» **GIVEN REQUEST**: In the following material, identify every line holding the string "test" and return it.

(Records contained in a dataset)
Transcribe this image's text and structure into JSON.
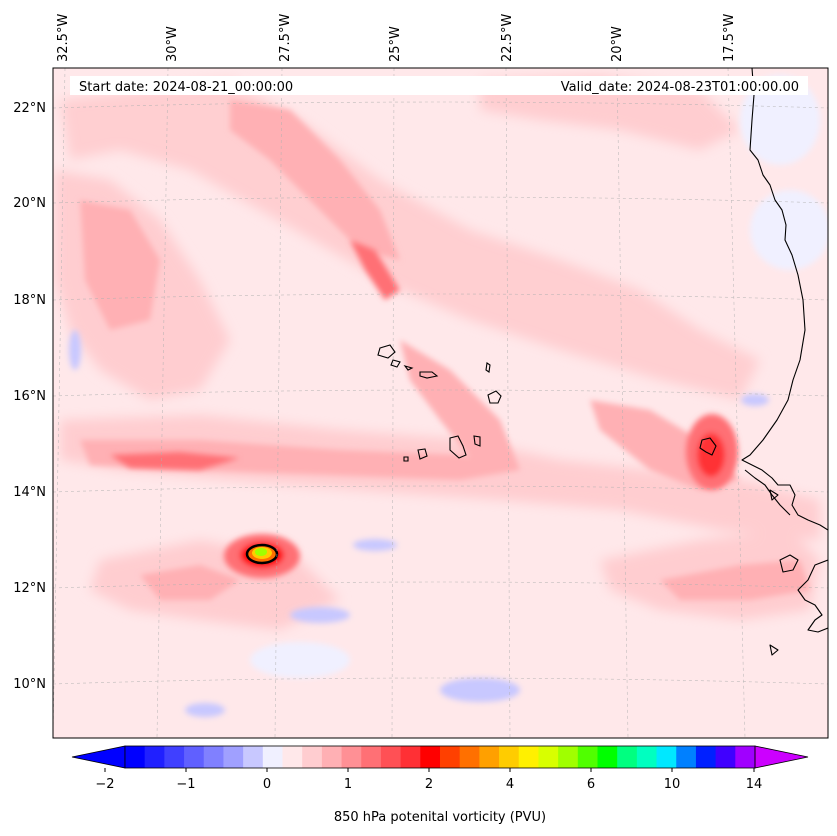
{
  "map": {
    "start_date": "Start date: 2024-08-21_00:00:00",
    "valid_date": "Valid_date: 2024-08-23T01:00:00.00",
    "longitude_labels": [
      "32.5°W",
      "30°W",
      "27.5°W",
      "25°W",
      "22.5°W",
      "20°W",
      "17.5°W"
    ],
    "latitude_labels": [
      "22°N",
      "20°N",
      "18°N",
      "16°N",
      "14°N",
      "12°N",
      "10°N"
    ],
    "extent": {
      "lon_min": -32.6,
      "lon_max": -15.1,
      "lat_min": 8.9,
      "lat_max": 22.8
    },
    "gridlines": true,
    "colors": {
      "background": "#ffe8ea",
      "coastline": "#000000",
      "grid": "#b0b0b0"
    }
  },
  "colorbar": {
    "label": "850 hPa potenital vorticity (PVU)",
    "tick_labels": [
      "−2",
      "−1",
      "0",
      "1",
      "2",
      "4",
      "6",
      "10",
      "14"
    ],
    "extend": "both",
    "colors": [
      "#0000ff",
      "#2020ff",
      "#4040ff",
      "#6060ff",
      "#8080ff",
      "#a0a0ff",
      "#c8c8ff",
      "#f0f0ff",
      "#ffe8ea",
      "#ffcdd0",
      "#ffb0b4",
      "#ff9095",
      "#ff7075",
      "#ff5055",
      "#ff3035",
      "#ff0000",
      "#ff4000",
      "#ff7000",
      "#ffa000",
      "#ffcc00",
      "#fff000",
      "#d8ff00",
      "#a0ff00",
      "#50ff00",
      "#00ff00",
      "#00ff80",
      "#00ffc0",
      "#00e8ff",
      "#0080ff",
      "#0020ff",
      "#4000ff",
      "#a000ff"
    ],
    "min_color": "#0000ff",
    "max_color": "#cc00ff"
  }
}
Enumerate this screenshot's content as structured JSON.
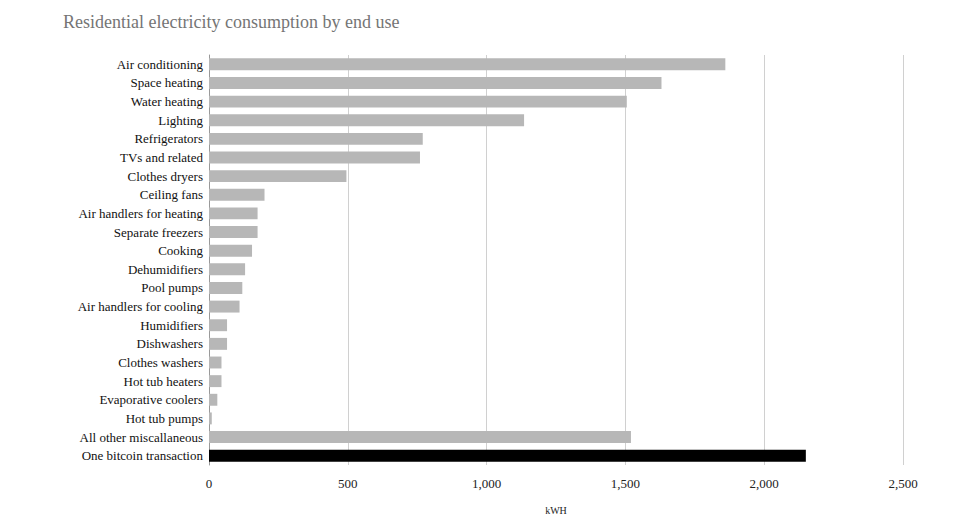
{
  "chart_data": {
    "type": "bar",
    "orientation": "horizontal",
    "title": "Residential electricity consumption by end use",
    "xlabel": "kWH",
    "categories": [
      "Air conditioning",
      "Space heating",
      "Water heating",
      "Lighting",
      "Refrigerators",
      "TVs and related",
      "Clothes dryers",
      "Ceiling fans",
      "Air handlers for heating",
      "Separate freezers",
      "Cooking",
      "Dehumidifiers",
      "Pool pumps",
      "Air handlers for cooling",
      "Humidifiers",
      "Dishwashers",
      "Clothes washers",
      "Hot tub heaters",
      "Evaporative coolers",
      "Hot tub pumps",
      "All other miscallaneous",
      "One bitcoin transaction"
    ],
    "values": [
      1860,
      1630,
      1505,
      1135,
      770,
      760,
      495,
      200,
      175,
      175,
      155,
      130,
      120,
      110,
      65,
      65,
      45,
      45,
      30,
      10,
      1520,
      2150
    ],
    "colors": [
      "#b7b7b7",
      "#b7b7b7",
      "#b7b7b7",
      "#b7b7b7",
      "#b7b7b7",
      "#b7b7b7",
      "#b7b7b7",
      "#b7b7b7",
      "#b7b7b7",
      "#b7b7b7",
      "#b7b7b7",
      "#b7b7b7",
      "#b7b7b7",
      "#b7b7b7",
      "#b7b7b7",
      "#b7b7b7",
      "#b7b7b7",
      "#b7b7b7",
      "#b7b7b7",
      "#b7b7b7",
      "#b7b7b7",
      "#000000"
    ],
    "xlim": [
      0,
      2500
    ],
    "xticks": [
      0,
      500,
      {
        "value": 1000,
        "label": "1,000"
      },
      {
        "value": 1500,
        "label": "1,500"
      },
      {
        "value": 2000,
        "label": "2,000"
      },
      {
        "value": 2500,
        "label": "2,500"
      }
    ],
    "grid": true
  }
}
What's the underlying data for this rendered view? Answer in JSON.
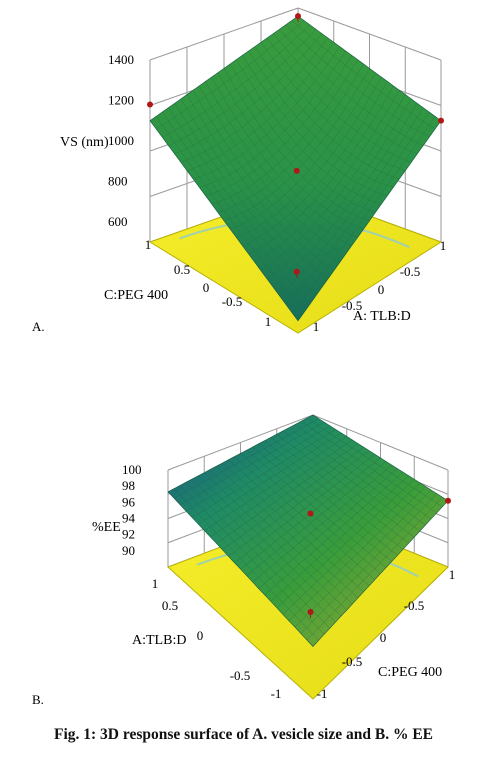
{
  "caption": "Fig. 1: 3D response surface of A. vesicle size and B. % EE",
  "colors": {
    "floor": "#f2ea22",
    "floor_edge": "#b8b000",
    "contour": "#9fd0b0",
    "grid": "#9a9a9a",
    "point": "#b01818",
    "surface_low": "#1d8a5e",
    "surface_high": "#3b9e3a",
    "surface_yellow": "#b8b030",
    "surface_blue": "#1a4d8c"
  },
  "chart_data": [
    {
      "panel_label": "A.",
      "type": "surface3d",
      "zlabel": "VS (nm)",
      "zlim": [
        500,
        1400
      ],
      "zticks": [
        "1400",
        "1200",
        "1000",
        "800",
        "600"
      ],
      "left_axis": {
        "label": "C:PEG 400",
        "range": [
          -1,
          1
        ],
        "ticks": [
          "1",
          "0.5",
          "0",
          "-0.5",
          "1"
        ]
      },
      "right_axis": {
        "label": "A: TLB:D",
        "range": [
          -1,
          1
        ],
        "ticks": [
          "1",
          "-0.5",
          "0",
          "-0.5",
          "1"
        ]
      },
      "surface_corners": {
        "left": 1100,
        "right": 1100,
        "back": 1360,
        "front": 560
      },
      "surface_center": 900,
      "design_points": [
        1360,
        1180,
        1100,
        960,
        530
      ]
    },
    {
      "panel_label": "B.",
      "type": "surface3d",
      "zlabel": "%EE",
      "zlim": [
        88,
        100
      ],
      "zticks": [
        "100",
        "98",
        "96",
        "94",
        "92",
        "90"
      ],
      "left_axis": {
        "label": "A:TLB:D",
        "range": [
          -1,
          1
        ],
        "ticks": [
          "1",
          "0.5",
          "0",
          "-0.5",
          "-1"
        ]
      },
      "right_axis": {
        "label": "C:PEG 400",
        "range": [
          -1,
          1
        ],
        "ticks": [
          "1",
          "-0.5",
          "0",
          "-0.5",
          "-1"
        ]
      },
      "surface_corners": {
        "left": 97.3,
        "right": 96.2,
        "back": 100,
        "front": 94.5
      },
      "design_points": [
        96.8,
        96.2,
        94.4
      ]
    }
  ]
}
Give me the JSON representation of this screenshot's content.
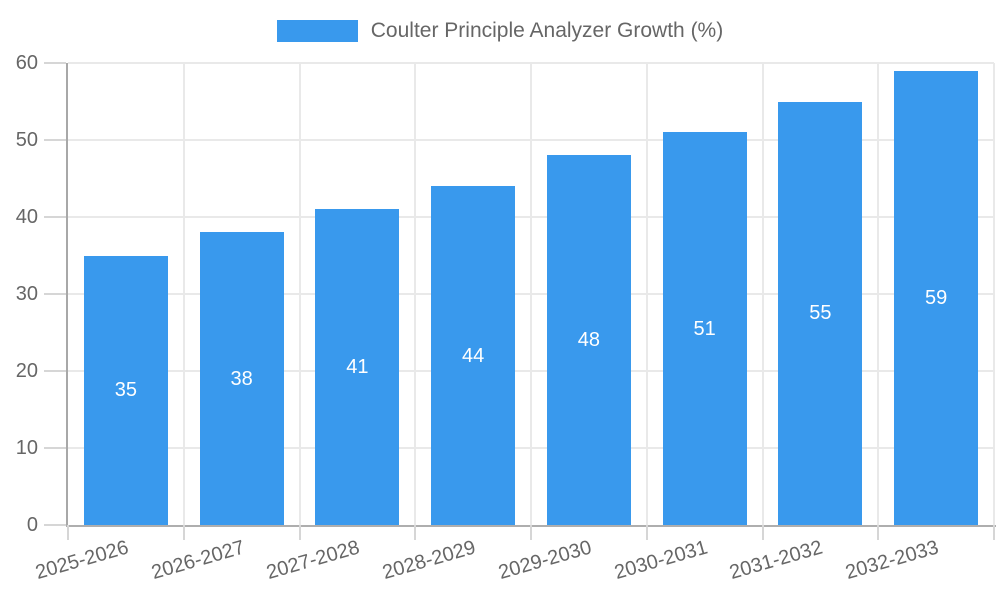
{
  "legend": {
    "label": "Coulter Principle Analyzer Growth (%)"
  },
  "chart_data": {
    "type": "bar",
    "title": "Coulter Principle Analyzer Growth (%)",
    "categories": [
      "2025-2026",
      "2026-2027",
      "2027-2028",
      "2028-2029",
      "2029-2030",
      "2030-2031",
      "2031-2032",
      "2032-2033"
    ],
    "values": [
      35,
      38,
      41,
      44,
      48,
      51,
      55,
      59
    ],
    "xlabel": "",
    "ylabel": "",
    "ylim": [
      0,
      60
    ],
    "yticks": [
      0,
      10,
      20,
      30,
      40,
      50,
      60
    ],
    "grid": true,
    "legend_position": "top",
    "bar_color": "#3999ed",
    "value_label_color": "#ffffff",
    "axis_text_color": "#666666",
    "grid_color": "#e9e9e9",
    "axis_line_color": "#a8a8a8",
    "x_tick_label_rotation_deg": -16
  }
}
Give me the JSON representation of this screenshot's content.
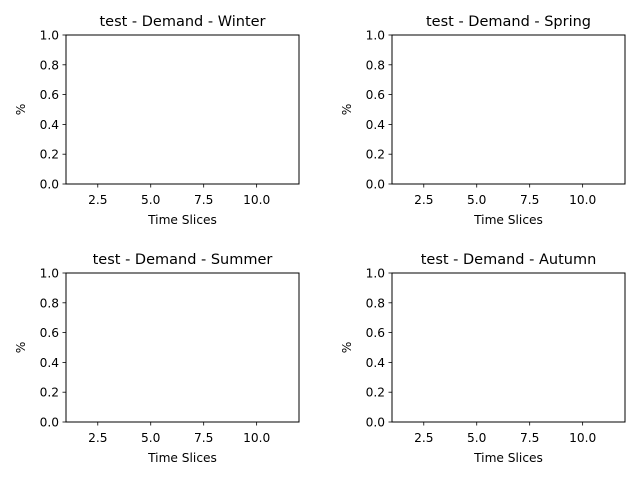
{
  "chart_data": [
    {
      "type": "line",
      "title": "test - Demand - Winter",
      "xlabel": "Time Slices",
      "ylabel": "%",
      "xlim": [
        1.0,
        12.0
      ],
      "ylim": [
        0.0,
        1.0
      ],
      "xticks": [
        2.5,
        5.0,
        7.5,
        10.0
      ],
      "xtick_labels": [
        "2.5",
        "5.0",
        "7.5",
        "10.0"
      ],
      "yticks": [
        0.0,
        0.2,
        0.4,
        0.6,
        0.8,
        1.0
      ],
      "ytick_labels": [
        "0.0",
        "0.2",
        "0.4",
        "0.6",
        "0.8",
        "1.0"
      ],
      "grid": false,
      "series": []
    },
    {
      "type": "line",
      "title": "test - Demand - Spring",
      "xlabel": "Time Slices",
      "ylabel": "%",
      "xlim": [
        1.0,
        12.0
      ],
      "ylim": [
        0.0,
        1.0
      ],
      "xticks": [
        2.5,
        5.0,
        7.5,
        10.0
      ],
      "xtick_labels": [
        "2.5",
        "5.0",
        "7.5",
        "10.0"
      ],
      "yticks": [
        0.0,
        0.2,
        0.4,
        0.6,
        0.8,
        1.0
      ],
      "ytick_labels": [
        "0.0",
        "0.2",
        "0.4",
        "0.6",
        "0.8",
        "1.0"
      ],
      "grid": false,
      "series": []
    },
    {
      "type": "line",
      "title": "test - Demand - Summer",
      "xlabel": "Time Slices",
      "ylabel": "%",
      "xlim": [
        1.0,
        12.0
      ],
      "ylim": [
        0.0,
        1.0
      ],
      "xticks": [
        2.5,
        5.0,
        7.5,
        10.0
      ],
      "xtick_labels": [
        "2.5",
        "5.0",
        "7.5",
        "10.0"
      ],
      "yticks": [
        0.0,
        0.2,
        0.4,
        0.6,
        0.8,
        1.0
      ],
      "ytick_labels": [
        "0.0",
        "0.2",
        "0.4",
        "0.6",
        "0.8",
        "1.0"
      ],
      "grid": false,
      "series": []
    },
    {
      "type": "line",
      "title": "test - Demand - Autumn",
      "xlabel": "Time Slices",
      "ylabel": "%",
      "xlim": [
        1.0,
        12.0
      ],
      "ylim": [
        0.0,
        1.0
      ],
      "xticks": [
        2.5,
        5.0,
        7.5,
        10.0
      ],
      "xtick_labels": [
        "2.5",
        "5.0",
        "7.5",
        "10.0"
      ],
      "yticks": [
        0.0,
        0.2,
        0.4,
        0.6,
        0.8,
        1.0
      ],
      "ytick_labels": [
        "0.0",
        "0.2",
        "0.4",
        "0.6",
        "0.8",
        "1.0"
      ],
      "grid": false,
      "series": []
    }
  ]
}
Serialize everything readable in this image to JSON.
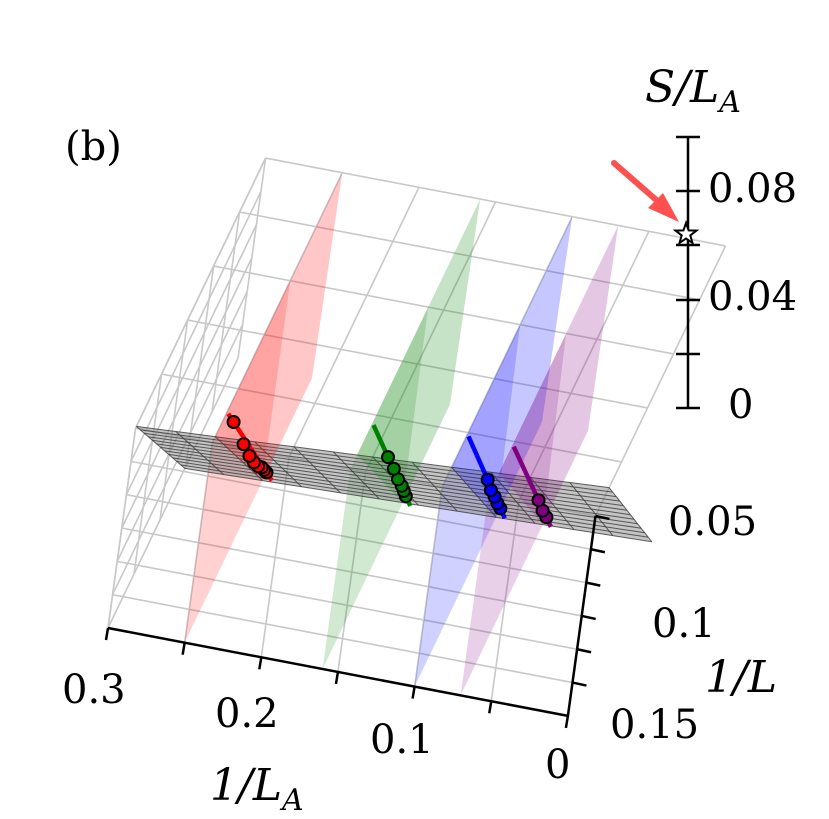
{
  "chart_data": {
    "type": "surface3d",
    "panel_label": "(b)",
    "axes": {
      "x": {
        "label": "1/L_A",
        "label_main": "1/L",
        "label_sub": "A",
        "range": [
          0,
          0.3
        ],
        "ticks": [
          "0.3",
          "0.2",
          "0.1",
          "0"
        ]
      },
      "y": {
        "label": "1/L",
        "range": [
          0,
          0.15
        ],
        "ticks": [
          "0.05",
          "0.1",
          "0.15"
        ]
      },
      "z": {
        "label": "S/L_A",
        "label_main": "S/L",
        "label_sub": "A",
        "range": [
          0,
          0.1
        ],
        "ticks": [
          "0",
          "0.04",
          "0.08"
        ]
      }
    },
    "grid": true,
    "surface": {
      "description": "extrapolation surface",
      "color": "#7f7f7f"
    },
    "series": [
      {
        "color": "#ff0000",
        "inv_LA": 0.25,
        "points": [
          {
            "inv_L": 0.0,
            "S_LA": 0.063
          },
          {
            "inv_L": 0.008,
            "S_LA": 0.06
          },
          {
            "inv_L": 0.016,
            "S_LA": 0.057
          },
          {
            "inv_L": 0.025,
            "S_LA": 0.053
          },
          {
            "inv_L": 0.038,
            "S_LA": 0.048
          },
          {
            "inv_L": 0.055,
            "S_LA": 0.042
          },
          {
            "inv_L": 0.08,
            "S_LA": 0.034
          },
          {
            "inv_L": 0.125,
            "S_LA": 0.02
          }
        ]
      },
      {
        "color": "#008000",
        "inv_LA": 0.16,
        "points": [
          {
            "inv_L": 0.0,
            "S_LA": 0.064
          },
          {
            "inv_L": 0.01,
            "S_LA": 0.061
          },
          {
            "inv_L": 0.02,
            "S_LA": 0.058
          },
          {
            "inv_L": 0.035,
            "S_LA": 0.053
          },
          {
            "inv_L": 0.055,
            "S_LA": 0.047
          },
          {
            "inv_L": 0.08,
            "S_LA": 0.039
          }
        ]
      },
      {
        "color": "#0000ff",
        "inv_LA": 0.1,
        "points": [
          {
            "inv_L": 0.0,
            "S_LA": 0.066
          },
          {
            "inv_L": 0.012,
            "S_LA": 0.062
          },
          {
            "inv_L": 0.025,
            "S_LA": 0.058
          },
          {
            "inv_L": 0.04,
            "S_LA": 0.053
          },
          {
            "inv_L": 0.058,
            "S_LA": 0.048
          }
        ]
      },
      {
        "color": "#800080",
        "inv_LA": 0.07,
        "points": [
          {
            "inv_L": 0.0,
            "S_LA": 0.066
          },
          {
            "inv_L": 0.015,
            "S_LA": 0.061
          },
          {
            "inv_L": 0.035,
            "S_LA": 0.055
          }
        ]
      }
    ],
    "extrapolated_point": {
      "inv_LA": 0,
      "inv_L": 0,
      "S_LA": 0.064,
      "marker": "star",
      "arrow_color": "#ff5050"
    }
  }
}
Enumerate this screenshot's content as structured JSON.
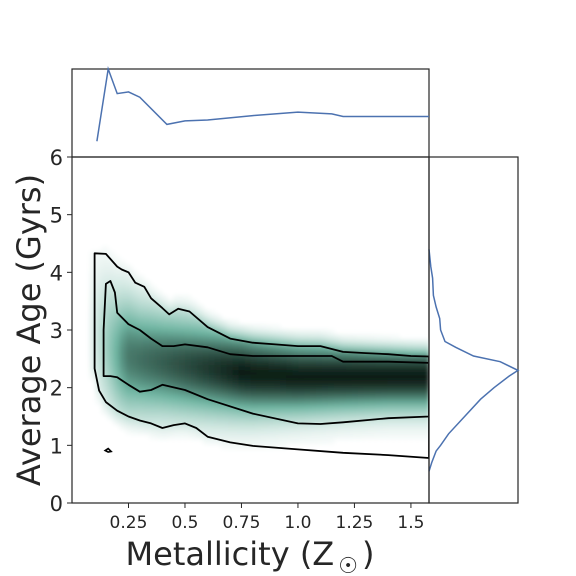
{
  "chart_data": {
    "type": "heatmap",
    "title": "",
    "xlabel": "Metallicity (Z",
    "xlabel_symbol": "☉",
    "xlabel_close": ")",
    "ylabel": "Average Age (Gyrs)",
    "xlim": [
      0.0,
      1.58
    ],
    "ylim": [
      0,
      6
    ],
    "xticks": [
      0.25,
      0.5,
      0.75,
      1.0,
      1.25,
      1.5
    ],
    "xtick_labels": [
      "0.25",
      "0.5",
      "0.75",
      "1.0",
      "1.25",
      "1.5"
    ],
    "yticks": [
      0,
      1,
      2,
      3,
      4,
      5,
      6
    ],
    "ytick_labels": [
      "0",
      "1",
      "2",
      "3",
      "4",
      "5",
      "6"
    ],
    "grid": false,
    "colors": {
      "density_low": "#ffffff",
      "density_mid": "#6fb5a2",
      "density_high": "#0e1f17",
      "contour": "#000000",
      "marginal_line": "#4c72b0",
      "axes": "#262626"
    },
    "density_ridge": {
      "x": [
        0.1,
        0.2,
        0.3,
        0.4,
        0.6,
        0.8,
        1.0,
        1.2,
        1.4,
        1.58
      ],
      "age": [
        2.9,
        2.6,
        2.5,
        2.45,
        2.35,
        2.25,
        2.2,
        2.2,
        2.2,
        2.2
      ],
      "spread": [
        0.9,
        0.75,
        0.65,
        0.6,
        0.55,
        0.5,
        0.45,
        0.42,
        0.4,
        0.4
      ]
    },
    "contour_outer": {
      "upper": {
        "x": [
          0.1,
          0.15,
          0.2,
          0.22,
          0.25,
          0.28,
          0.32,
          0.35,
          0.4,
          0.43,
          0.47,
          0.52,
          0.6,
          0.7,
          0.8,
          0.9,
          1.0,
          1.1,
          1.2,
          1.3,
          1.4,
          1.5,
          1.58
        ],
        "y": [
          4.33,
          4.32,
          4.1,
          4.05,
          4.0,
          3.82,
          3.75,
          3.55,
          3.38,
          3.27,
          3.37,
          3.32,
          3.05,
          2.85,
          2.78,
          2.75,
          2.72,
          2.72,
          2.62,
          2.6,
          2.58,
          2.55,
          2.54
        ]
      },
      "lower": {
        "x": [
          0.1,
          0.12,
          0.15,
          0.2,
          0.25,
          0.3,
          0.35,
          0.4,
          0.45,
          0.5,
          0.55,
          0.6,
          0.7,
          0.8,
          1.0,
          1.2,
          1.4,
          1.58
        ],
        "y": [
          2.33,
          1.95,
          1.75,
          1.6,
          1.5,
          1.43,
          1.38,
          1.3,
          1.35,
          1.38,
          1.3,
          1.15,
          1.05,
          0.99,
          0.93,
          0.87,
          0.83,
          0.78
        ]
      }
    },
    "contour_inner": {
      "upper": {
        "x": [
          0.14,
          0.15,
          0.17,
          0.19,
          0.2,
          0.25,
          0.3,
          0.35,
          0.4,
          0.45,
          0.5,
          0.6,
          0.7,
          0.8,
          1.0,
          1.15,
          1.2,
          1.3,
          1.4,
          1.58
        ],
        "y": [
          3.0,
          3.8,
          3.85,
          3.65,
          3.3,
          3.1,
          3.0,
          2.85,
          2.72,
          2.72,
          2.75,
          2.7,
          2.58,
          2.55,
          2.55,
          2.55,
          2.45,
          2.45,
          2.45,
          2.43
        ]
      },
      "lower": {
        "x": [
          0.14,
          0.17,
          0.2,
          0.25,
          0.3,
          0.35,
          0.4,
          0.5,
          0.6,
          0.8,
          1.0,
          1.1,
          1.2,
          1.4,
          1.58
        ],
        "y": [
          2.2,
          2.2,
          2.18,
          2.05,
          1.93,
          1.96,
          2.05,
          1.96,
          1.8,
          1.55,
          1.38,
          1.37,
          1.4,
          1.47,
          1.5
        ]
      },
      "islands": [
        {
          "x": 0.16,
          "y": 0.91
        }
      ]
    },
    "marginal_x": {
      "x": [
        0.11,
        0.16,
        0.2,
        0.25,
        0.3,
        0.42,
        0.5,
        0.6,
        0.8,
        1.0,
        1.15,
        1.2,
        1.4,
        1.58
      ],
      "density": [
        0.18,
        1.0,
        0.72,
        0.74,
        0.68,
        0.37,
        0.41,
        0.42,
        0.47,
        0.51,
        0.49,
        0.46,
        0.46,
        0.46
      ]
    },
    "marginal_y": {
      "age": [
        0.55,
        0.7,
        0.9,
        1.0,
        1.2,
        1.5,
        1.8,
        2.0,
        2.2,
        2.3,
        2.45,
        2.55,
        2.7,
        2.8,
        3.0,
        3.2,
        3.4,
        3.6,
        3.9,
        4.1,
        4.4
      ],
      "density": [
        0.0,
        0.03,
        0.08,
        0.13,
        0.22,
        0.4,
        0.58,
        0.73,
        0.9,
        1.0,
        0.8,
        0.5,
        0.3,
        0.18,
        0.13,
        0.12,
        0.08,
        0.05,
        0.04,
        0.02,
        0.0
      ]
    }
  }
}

» **RESPONSE TO THIS EXERCISE**:
      "title": "test - Demand - Winter",
      "title": "test - Demand - Spring",
      "title": "test - Demand - Summer",
      "title": "test - Demand - Autumn",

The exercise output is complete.